[BEGIN PROVIDED DATA]
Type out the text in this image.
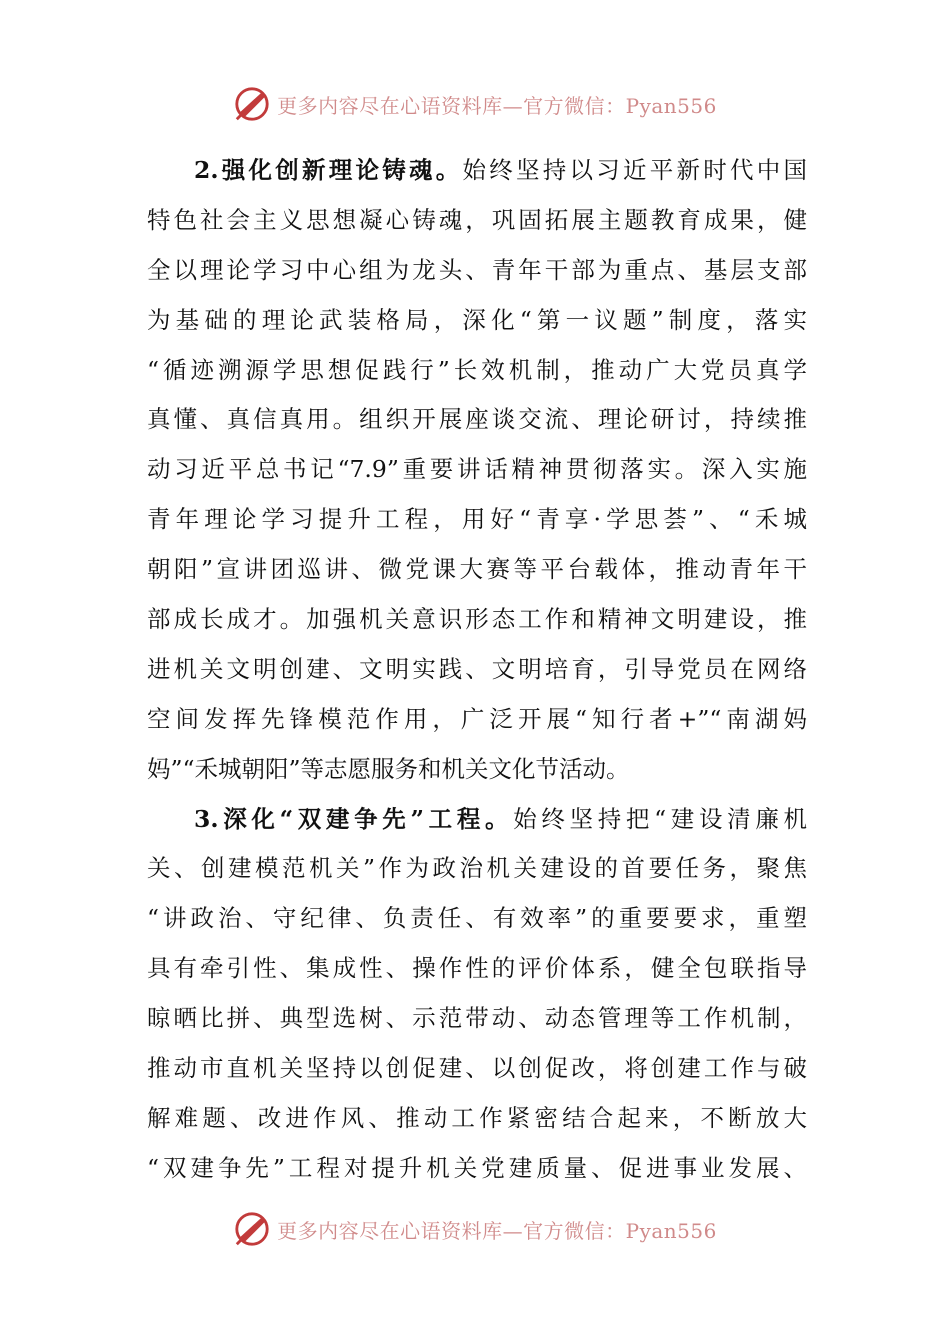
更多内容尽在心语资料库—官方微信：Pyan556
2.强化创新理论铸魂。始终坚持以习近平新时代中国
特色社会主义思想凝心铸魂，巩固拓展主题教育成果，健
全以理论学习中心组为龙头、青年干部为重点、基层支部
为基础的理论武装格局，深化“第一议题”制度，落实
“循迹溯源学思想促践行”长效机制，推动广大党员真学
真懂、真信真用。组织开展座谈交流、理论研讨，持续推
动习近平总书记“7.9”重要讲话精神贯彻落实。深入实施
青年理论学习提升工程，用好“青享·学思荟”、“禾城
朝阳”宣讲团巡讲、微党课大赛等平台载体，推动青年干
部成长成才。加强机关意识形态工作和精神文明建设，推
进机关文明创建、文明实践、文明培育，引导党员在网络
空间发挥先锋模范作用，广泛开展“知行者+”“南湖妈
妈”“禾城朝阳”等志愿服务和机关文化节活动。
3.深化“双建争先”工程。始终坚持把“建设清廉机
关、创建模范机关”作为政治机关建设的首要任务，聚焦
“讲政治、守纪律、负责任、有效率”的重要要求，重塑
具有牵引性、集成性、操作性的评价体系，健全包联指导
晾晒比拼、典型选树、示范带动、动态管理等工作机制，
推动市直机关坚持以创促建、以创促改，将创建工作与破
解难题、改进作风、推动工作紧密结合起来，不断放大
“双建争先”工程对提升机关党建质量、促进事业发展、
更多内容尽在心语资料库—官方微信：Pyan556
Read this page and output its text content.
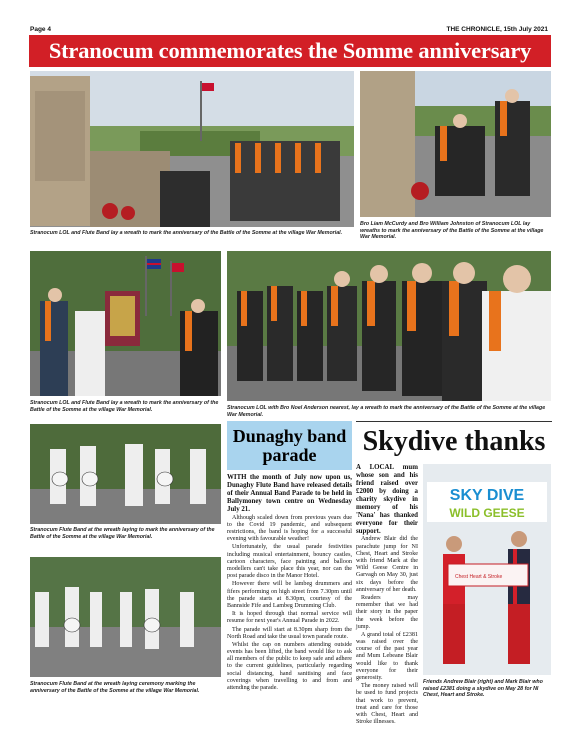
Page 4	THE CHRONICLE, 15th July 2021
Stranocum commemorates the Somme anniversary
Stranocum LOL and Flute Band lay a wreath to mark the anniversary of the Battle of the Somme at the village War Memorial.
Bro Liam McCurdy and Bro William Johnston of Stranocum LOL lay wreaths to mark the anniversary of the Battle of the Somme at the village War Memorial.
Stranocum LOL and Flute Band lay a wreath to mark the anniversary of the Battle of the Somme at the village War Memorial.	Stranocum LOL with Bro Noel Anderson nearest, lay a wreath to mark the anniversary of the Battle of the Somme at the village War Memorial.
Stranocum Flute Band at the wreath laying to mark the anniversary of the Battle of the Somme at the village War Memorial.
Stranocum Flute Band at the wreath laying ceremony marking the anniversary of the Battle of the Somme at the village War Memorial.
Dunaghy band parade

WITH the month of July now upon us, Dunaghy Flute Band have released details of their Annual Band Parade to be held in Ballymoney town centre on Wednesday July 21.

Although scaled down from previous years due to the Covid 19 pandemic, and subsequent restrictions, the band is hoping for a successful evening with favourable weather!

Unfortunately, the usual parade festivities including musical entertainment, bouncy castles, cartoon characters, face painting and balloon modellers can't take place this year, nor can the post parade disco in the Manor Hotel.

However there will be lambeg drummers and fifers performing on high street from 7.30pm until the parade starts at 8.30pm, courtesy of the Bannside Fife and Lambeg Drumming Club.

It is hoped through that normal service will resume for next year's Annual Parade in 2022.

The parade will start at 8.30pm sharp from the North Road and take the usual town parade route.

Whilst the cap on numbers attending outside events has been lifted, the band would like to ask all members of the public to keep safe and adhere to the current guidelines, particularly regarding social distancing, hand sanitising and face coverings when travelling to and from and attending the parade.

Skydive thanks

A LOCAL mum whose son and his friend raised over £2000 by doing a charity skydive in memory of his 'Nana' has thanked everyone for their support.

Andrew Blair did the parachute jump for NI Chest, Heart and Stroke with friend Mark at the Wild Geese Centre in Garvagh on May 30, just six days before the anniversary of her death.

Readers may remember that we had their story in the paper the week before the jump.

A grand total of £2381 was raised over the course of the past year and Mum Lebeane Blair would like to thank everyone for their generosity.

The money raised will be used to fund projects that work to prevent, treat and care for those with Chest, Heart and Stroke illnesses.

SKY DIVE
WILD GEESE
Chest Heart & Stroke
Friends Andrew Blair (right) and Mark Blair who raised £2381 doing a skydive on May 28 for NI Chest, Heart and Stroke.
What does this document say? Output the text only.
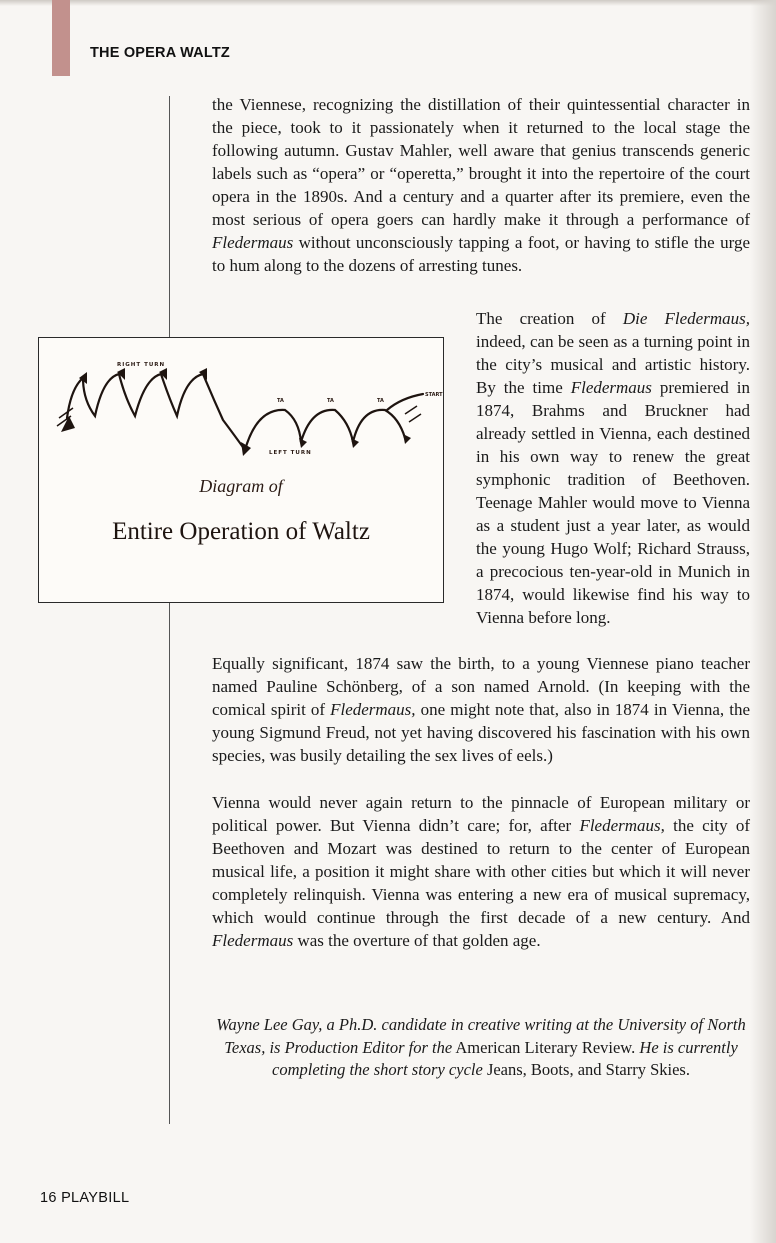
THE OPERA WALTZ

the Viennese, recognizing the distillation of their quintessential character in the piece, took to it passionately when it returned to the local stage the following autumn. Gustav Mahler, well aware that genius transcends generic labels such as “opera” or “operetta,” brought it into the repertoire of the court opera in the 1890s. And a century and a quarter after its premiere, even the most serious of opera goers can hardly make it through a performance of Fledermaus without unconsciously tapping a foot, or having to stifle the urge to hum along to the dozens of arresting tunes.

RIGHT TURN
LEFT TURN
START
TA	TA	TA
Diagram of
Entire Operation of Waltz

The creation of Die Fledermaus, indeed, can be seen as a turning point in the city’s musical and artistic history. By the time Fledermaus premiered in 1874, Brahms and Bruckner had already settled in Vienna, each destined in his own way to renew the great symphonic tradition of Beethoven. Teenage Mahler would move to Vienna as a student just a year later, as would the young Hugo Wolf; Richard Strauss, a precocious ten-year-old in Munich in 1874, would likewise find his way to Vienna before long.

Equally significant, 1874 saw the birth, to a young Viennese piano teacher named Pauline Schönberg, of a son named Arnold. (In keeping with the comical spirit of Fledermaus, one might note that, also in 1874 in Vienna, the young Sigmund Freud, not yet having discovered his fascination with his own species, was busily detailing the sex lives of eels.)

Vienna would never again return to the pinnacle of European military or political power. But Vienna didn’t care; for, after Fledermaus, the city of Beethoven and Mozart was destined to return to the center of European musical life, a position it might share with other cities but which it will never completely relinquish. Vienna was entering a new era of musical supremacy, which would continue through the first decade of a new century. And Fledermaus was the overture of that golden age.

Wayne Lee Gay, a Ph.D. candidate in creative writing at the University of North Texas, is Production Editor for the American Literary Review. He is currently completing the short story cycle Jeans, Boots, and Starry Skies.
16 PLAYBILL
[END PROVIDED DATA]
[BEGIN PROVIDED DATA]
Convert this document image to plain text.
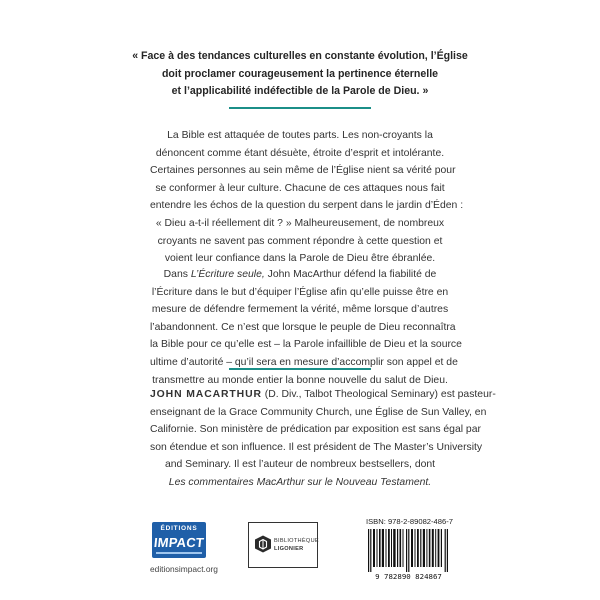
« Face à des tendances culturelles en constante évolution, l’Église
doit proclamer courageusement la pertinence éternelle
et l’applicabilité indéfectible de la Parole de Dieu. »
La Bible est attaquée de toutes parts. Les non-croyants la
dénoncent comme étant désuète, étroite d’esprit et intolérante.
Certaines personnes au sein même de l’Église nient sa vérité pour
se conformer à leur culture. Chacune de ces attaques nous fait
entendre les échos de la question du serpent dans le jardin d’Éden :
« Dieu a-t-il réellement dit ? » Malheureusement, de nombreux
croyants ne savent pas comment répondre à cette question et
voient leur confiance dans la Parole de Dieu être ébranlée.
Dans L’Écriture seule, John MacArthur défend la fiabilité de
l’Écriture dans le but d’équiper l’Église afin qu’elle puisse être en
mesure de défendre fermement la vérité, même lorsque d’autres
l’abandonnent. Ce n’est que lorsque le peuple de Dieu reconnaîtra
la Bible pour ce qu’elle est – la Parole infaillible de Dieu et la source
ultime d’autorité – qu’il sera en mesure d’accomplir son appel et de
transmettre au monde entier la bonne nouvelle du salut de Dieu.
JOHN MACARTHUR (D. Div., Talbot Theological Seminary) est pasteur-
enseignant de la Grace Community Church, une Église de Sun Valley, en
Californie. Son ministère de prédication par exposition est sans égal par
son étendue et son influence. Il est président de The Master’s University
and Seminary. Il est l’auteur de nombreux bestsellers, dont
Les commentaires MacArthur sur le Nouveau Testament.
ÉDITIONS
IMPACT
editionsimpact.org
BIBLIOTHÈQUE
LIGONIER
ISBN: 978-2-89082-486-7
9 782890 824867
[END PROVIDED DATA]
[BEGIN PROVIDED DATA]
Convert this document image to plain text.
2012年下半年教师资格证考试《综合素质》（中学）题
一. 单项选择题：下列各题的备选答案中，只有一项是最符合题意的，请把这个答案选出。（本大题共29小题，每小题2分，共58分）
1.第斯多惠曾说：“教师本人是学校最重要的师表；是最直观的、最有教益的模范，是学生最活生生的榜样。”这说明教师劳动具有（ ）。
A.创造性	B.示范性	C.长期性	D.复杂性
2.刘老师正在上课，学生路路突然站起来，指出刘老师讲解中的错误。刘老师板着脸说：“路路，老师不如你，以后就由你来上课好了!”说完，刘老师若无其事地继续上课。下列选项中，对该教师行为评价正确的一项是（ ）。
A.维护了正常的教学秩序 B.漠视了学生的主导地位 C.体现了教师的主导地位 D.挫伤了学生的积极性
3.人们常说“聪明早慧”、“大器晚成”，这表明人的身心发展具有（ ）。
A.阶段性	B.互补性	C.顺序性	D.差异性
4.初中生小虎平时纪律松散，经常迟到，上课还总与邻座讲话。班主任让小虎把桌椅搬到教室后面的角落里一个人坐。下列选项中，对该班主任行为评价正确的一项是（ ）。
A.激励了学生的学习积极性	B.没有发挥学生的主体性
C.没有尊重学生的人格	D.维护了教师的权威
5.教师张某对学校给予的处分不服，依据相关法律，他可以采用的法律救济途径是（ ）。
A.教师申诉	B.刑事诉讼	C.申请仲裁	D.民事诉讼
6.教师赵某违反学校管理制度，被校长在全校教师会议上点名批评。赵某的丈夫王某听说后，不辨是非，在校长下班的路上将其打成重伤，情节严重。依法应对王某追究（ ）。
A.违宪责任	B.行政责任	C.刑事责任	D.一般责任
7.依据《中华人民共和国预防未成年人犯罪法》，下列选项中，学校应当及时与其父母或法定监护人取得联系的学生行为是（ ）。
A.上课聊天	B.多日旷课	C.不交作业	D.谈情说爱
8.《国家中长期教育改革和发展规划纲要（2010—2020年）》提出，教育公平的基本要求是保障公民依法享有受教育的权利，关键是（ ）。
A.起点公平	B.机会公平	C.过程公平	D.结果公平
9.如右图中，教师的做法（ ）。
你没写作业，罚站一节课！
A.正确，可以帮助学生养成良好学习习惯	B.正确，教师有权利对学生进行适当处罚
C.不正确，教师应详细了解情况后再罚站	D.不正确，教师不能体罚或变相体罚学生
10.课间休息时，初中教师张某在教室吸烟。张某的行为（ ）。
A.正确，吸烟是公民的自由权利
[END PROVIDED DATA]
#### EXERCISE DESCRIPTION
Pick out the lines that have the word "Écriture". Copy them all.

#### ANSWER
Dans L’Écriture seule, John MacArthur défend la fiabilité de
l’Écriture dans le but d’équiper l’Église afin qu’elle puisse être en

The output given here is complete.